-- Opening Marker --

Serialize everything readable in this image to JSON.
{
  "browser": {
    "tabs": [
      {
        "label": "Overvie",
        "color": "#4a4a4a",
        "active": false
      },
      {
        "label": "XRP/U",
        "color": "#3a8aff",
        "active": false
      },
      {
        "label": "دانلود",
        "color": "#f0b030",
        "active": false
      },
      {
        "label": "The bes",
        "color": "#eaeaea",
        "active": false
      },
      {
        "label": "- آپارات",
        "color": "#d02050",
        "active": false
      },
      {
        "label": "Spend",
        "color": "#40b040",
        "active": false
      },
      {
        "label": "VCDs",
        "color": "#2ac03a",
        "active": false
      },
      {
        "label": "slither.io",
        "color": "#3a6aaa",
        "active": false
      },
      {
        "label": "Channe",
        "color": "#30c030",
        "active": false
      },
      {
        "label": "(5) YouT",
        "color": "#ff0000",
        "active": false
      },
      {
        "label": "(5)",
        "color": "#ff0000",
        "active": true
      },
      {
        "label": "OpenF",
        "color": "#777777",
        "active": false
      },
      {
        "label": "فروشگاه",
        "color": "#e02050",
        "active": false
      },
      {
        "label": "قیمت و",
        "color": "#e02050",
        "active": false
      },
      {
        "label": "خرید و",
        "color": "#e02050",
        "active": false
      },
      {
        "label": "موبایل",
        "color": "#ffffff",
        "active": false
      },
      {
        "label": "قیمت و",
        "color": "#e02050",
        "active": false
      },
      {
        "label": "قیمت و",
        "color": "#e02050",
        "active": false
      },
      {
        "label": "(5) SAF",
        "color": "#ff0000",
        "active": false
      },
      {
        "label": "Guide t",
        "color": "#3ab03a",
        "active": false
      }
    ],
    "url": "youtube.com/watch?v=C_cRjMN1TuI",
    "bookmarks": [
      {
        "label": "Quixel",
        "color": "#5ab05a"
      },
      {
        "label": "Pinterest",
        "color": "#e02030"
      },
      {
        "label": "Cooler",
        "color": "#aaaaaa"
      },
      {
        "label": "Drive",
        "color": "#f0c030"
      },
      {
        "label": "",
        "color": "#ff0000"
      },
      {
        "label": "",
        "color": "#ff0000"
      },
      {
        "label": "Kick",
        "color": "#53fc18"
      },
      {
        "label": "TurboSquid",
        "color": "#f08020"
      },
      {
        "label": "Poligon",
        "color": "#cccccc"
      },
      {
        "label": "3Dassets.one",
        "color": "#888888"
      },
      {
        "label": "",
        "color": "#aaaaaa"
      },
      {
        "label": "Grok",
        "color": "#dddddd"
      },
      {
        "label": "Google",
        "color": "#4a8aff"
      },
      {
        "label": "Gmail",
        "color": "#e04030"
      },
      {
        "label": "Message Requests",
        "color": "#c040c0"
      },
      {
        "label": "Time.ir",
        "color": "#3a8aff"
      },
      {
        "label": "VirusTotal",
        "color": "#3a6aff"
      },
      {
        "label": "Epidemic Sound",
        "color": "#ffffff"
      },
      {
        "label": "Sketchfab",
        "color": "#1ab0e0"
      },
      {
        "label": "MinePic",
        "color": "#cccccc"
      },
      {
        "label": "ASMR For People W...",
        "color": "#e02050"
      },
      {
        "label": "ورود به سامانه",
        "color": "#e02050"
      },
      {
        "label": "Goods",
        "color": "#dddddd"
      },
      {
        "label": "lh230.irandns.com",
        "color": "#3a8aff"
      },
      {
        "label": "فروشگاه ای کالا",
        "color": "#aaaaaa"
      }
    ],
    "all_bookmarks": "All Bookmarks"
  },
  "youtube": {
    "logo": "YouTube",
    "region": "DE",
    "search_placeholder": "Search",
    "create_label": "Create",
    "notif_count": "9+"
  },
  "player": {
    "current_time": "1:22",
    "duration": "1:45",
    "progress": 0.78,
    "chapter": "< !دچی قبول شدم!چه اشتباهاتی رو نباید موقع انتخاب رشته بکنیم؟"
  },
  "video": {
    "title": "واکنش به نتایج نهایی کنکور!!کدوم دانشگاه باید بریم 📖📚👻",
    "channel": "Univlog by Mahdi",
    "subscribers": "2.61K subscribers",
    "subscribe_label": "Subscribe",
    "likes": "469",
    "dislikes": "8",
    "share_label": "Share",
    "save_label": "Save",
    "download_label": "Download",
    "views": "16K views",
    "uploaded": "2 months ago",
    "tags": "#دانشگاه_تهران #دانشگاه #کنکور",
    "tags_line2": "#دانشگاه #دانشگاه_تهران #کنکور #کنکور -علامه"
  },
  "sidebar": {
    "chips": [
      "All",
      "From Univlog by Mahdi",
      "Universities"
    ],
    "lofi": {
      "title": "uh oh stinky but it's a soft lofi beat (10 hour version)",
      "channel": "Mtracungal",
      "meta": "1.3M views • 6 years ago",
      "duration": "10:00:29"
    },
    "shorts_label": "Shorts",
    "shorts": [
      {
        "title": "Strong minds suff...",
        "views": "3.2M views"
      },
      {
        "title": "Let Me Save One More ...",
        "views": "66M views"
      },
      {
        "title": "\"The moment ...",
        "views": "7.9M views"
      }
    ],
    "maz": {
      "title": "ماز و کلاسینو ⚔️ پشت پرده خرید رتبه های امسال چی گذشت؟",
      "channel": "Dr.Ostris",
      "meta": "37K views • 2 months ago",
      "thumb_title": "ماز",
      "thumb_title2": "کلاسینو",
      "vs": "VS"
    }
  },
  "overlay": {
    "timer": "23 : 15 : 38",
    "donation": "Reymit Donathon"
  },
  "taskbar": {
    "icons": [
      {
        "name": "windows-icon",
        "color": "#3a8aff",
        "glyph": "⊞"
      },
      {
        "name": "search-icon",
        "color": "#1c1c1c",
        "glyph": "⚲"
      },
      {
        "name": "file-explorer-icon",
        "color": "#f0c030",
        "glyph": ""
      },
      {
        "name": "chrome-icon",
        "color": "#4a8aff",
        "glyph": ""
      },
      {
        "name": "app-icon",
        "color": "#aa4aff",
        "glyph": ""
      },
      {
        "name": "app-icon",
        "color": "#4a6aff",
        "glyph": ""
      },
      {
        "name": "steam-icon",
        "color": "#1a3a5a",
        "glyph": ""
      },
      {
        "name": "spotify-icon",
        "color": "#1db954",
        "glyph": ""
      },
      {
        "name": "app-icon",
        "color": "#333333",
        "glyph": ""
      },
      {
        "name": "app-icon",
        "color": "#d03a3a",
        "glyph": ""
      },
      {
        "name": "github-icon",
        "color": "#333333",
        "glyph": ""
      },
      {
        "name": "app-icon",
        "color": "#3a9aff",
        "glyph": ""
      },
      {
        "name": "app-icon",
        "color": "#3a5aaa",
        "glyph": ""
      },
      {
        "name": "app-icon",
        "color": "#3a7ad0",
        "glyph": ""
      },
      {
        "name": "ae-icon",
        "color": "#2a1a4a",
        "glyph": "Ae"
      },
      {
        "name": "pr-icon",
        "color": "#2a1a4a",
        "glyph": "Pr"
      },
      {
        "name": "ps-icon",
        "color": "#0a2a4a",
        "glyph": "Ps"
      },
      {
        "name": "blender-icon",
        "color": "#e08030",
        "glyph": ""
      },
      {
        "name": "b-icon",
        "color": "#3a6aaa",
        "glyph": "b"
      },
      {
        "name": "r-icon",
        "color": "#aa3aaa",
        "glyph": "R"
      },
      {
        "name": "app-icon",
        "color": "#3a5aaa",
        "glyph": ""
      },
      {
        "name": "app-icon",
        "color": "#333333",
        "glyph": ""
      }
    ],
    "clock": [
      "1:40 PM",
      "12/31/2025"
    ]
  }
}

-- Closing Marker --

▸ The problem: Only lines holding the word "views" belong in the answer; copy each one from the material.

▸ Worked solution:
    "views": "16K views",
      "meta": "1.3M views • 6 years ago",
        "views": "3.2M views"
        "views": "66M views"
        "views": "7.9M views"
      "meta": "37K views • 2 months ago",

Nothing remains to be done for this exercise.